(Material for the task)
Begin
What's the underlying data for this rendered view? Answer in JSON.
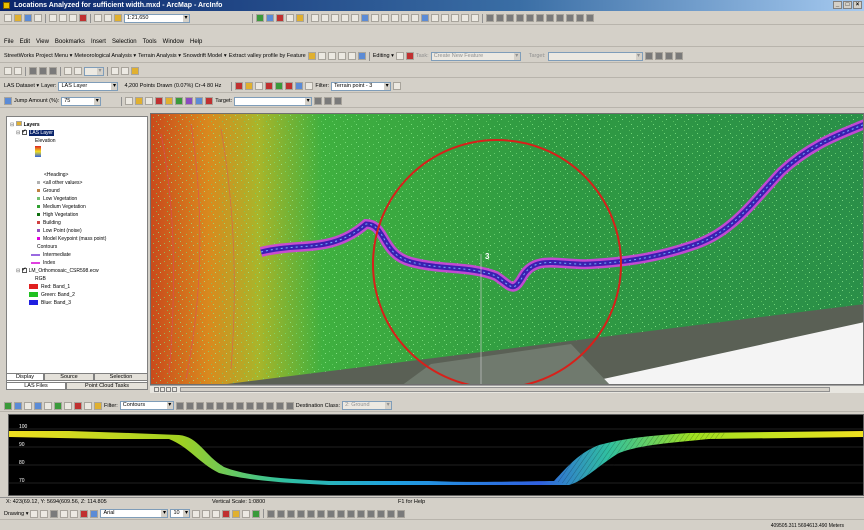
{
  "window": {
    "title": "Locations Analyzed for sufficient width.mxd - ArcMap - ArcInfo"
  },
  "toolbar_row1": {
    "scale": "1:21,650"
  },
  "menubar": {
    "items": [
      {
        "label": "File",
        "key": "F"
      },
      {
        "label": "Edit",
        "key": "E"
      },
      {
        "label": "View",
        "key": "V"
      },
      {
        "label": "Bookmarks",
        "key": "B"
      },
      {
        "label": "Insert",
        "key": "I"
      },
      {
        "label": "Selection",
        "key": "S"
      },
      {
        "label": "Tools",
        "key": "T"
      },
      {
        "label": "Window",
        "key": "W"
      },
      {
        "label": "Help",
        "key": "H"
      }
    ]
  },
  "toolbar_row2": {
    "items": [
      "StreetWorks Project Menu ▾",
      "Meteorological Analysis ▾",
      "Terrain Analysis ▾",
      "Snowdrift Model ▾",
      "Extract valley profile by Feature"
    ],
    "editor": "Editing ▾",
    "task_label": "Task:",
    "task_value": "Create New Feature",
    "target_label": "Target:"
  },
  "las_toolbar": {
    "label": "LAS Dataset ▾",
    "layer_label": "Layer:",
    "layer_value": "LAS Layer",
    "points_info": "4,200 Points Drawn (0.07%) Cr-4 80 Hz",
    "filter_label": "Filter:",
    "filter_value": "Terrain point - 3"
  },
  "jump_toolbar": {
    "jump_label": "Jump Amount (%):",
    "jump_value": "75",
    "target_label": "Target:"
  },
  "toc": {
    "root": "Layers",
    "las_layer": "LAS Layer",
    "elevation": "Elevation",
    "heading_group": "<Heading>",
    "classes": [
      {
        "label": "<all other values>",
        "color": "#b0b0b0"
      },
      {
        "label": "Ground",
        "color": "#c08040"
      },
      {
        "label": "Low Vegetation",
        "color": "#70c070"
      },
      {
        "label": "Medium Vegetation",
        "color": "#30a030"
      },
      {
        "label": "High Vegetation",
        "color": "#107010"
      },
      {
        "label": "Building",
        "color": "#d04040"
      },
      {
        "label": "Low Point (noise)",
        "color": "#9050c0"
      },
      {
        "label": "Model Keypoint (mass point)",
        "color": "#e000e0"
      }
    ],
    "contours": "Contours",
    "contour_items": [
      {
        "label": "Intermediate",
        "color": "#9a6ae0"
      },
      {
        "label": "Index",
        "color": "#e040e0"
      }
    ],
    "ortho": "LM_Orthomosaic_CSR598.ecw",
    "rgb": "RGB",
    "bands": [
      {
        "label": "Red:   Band_1",
        "color": "#e02020"
      },
      {
        "label": "Green: Band_2",
        "color": "#20c020"
      },
      {
        "label": "Blue:  Band_3",
        "color": "#2020e0"
      }
    ],
    "tabs": [
      "Display",
      "Source",
      "Selection"
    ],
    "bottom_tabs": [
      "LAS Files",
      "Point Cloud Tasks"
    ]
  },
  "map": {
    "marker_label": "3"
  },
  "profile_toolbar": {
    "filter_label": "Filter:",
    "filter_value": "Contours",
    "destination_label": "Destination Class:",
    "destination_value": "2: Ground"
  },
  "profile": {
    "y_ticks": [
      "100",
      "90",
      "80",
      "70"
    ]
  },
  "status": {
    "coords": "X: 423(69.12, Y: 5694(609.56, Z: 114.805",
    "vertical_scale": "Vertical Scale: 1:0800",
    "help": "F1 for Help"
  },
  "drawing_toolbar": {
    "drawing_label": "Drawing ▾",
    "font": "Arial",
    "font_size": "10"
  },
  "map_status": "409505.311  5694613.490 Meters"
}
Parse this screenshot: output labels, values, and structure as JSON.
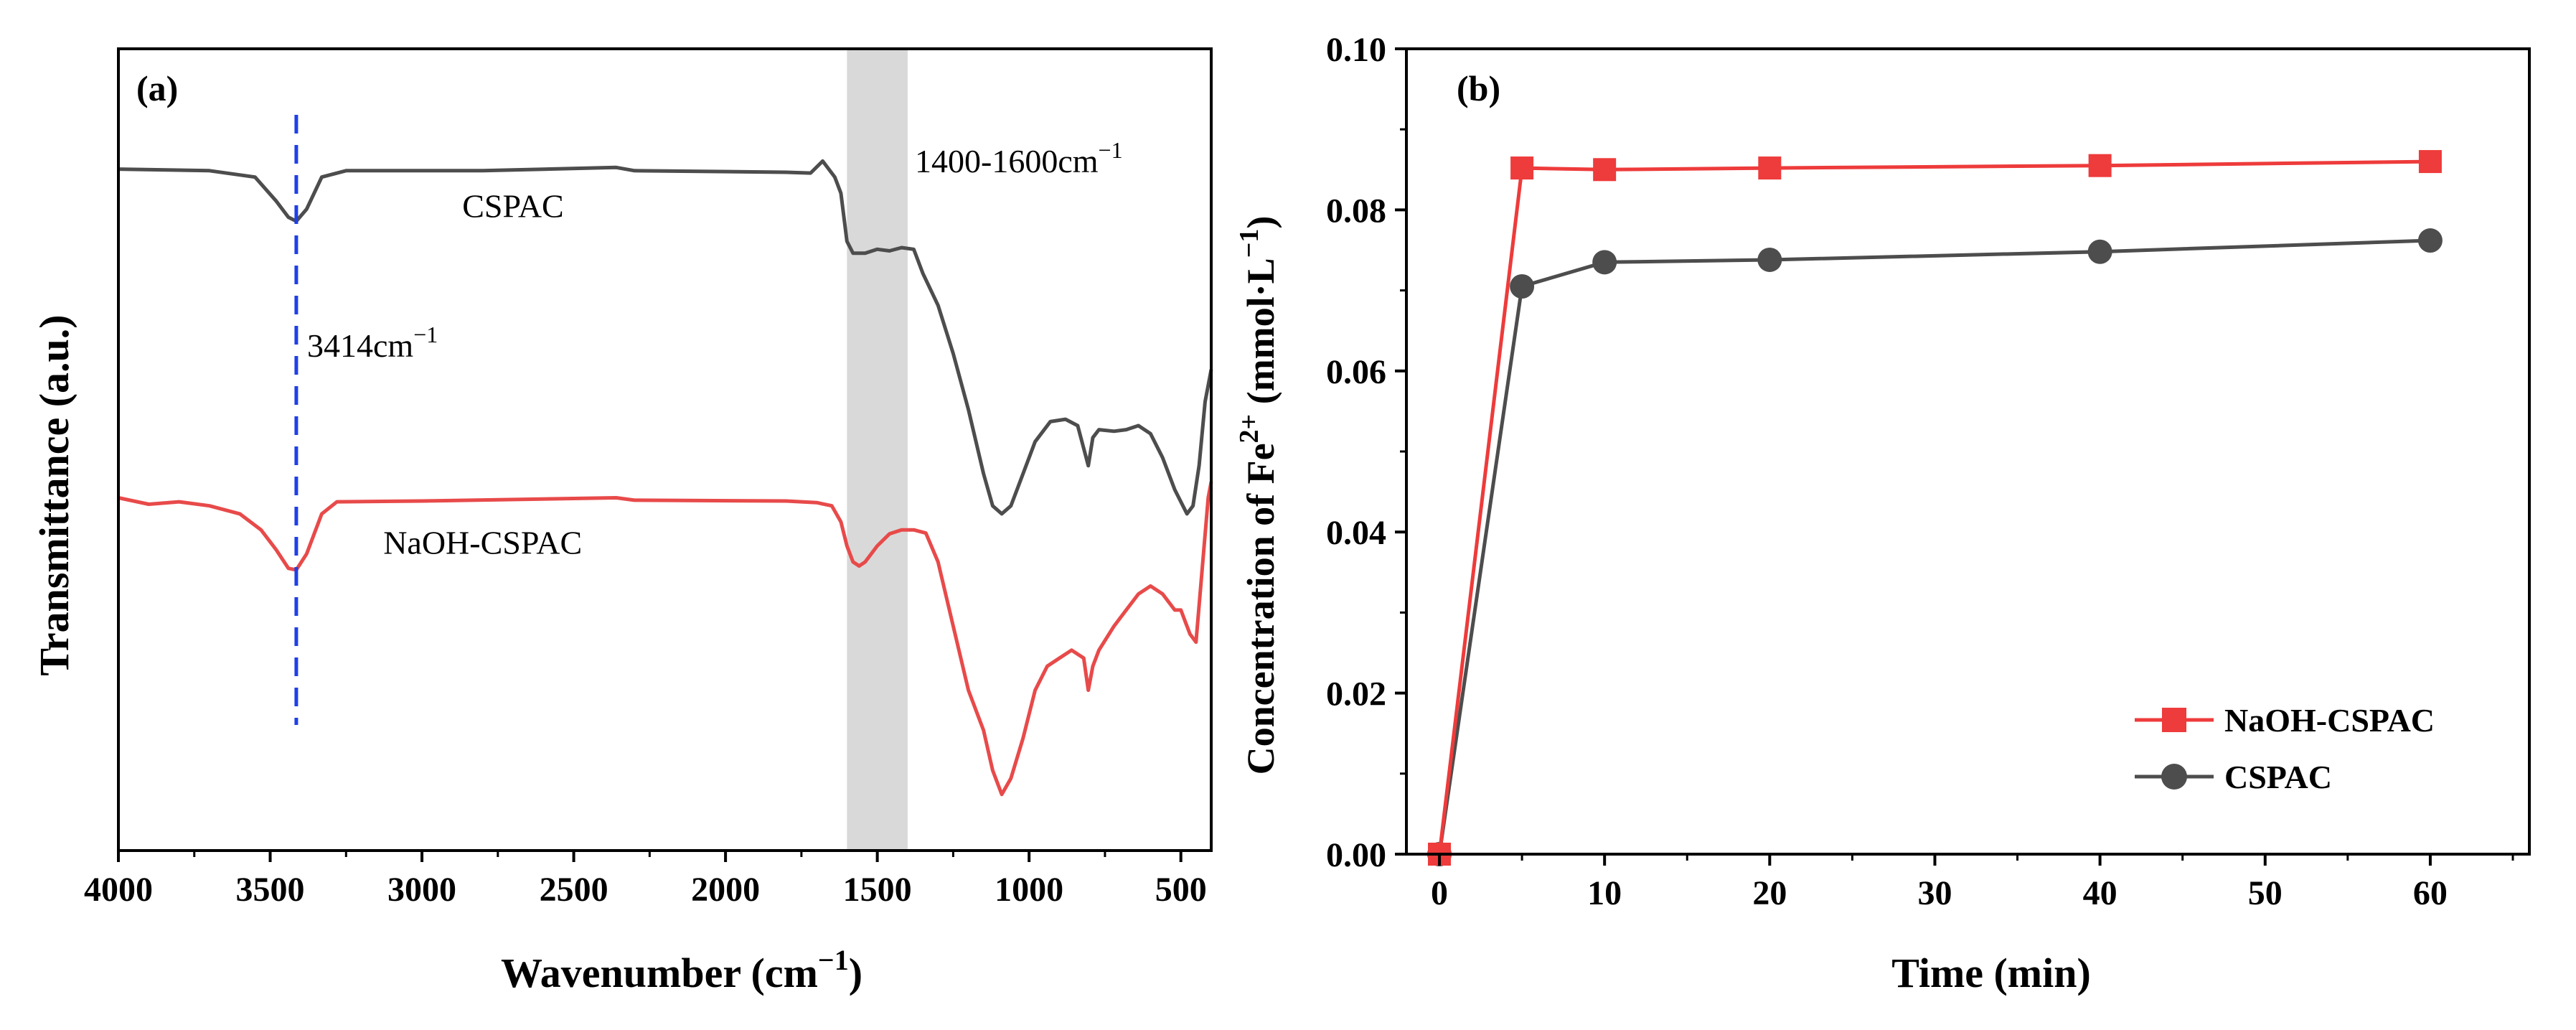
{
  "chart_data": [
    {
      "type": "line",
      "panel_label": "(a)",
      "xlabel": "Wavenumber (cm",
      "xlabel_sup": "−1",
      "xlabel_end": ")",
      "ylabel": "Transmittance (a.u.)",
      "xlim": [
        4000,
        400
      ],
      "x_reversed": true,
      "xticks": [
        4000,
        3500,
        3000,
        2500,
        2000,
        1500,
        1000,
        500
      ],
      "yticks_shown": false,
      "shaded_band": {
        "x_from": 1600,
        "x_to": 1400,
        "color": "#d9d9d9",
        "label": "1400-1600cm",
        "label_sup": "−1"
      },
      "marker_line": {
        "x": 3414,
        "color": "#1f3fe6",
        "style": "dashed",
        "label": "3414cm",
        "label_sup": "−1"
      },
      "series": [
        {
          "name": "CSPAC",
          "color": "#4d4d4d",
          "points": [
            [
              4000,
              0.85
            ],
            [
              3700,
              0.848
            ],
            [
              3550,
              0.84
            ],
            [
              3480,
              0.81
            ],
            [
              3440,
              0.79
            ],
            [
              3414,
              0.785
            ],
            [
              3380,
              0.8
            ],
            [
              3330,
              0.84
            ],
            [
              3250,
              0.848
            ],
            [
              2800,
              0.848
            ],
            [
              2360,
              0.852
            ],
            [
              2300,
              0.848
            ],
            [
              1800,
              0.846
            ],
            [
              1720,
              0.845
            ],
            [
              1680,
              0.86
            ],
            [
              1640,
              0.84
            ],
            [
              1620,
              0.82
            ],
            [
              1600,
              0.76
            ],
            [
              1580,
              0.745
            ],
            [
              1540,
              0.745
            ],
            [
              1500,
              0.75
            ],
            [
              1460,
              0.748
            ],
            [
              1420,
              0.752
            ],
            [
              1380,
              0.75
            ],
            [
              1350,
              0.72
            ],
            [
              1300,
              0.68
            ],
            [
              1250,
              0.62
            ],
            [
              1200,
              0.55
            ],
            [
              1150,
              0.47
            ],
            [
              1120,
              0.43
            ],
            [
              1090,
              0.42
            ],
            [
              1060,
              0.43
            ],
            [
              1030,
              0.46
            ],
            [
              980,
              0.51
            ],
            [
              930,
              0.535
            ],
            [
              880,
              0.538
            ],
            [
              840,
              0.53
            ],
            [
              805,
              0.48
            ],
            [
              790,
              0.515
            ],
            [
              770,
              0.525
            ],
            [
              720,
              0.523
            ],
            [
              680,
              0.525
            ],
            [
              640,
              0.53
            ],
            [
              600,
              0.52
            ],
            [
              560,
              0.49
            ],
            [
              520,
              0.45
            ],
            [
              480,
              0.42
            ],
            [
              460,
              0.43
            ],
            [
              440,
              0.48
            ],
            [
              420,
              0.56
            ],
            [
              400,
              0.6
            ]
          ]
        },
        {
          "name": "NaOH-CSPAC",
          "color": "#e84a4a",
          "points": [
            [
              4000,
              0.44
            ],
            [
              3900,
              0.432
            ],
            [
              3800,
              0.435
            ],
            [
              3700,
              0.43
            ],
            [
              3600,
              0.42
            ],
            [
              3530,
              0.4
            ],
            [
              3480,
              0.375
            ],
            [
              3440,
              0.352
            ],
            [
              3414,
              0.35
            ],
            [
              3380,
              0.37
            ],
            [
              3330,
              0.42
            ],
            [
              3280,
              0.435
            ],
            [
              3000,
              0.436
            ],
            [
              2360,
              0.44
            ],
            [
              2300,
              0.437
            ],
            [
              1800,
              0.436
            ],
            [
              1700,
              0.434
            ],
            [
              1650,
              0.43
            ],
            [
              1620,
              0.41
            ],
            [
              1600,
              0.38
            ],
            [
              1580,
              0.36
            ],
            [
              1560,
              0.355
            ],
            [
              1540,
              0.36
            ],
            [
              1500,
              0.38
            ],
            [
              1460,
              0.395
            ],
            [
              1420,
              0.4
            ],
            [
              1380,
              0.4
            ],
            [
              1340,
              0.396
            ],
            [
              1300,
              0.36
            ],
            [
              1250,
              0.28
            ],
            [
              1200,
              0.2
            ],
            [
              1150,
              0.15
            ],
            [
              1120,
              0.1
            ],
            [
              1090,
              0.07
            ],
            [
              1060,
              0.09
            ],
            [
              1020,
              0.14
            ],
            [
              980,
              0.2
            ],
            [
              940,
              0.23
            ],
            [
              900,
              0.24
            ],
            [
              860,
              0.25
            ],
            [
              820,
              0.24
            ],
            [
              805,
              0.2
            ],
            [
              790,
              0.23
            ],
            [
              770,
              0.25
            ],
            [
              720,
              0.28
            ],
            [
              680,
              0.3
            ],
            [
              640,
              0.32
            ],
            [
              600,
              0.33
            ],
            [
              560,
              0.32
            ],
            [
              520,
              0.3
            ],
            [
              500,
              0.3
            ],
            [
              470,
              0.27
            ],
            [
              450,
              0.26
            ],
            [
              430,
              0.35
            ],
            [
              410,
              0.44
            ],
            [
              400,
              0.46
            ]
          ]
        }
      ],
      "series_labels": [
        {
          "text": "CSPAC",
          "x": 2700,
          "y": 0.79
        },
        {
          "text": "NaOH-CSPAC",
          "x": 2800,
          "y": 0.37
        }
      ]
    },
    {
      "type": "line",
      "panel_label": "(b)",
      "xlabel": "Time (min)",
      "ylabel": "Concentration of Fe",
      "ylabel_sup": "2+",
      "ylabel_end": " (mmol·L",
      "ylabel_sup2": "−1",
      "ylabel_close": ")",
      "xlim": [
        -2,
        66
      ],
      "ylim": [
        0,
        0.1
      ],
      "xticks": [
        0,
        10,
        20,
        30,
        40,
        50,
        60
      ],
      "yticks": [
        "0.00",
        "0.02",
        "0.04",
        "0.06",
        "0.08",
        "0.10"
      ],
      "legend_position": "bottom-right",
      "series": [
        {
          "name": "NaOH-CSPAC",
          "color": "#ee3b3b",
          "marker": "square",
          "x": [
            0,
            5,
            10,
            20,
            40,
            60
          ],
          "y": [
            0,
            0.0852,
            0.085,
            0.0852,
            0.0855,
            0.086
          ]
        },
        {
          "name": "CSPAC",
          "color": "#4d4d4d",
          "marker": "circle",
          "x": [
            0,
            5,
            10,
            20,
            40,
            60
          ],
          "y": [
            0,
            0.0705,
            0.0735,
            0.0738,
            0.0748,
            0.0762
          ]
        }
      ]
    }
  ]
}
End
(What you will do) Find how many of the lines above have the word "values" in them. State only that number.

(Exercise solution) 2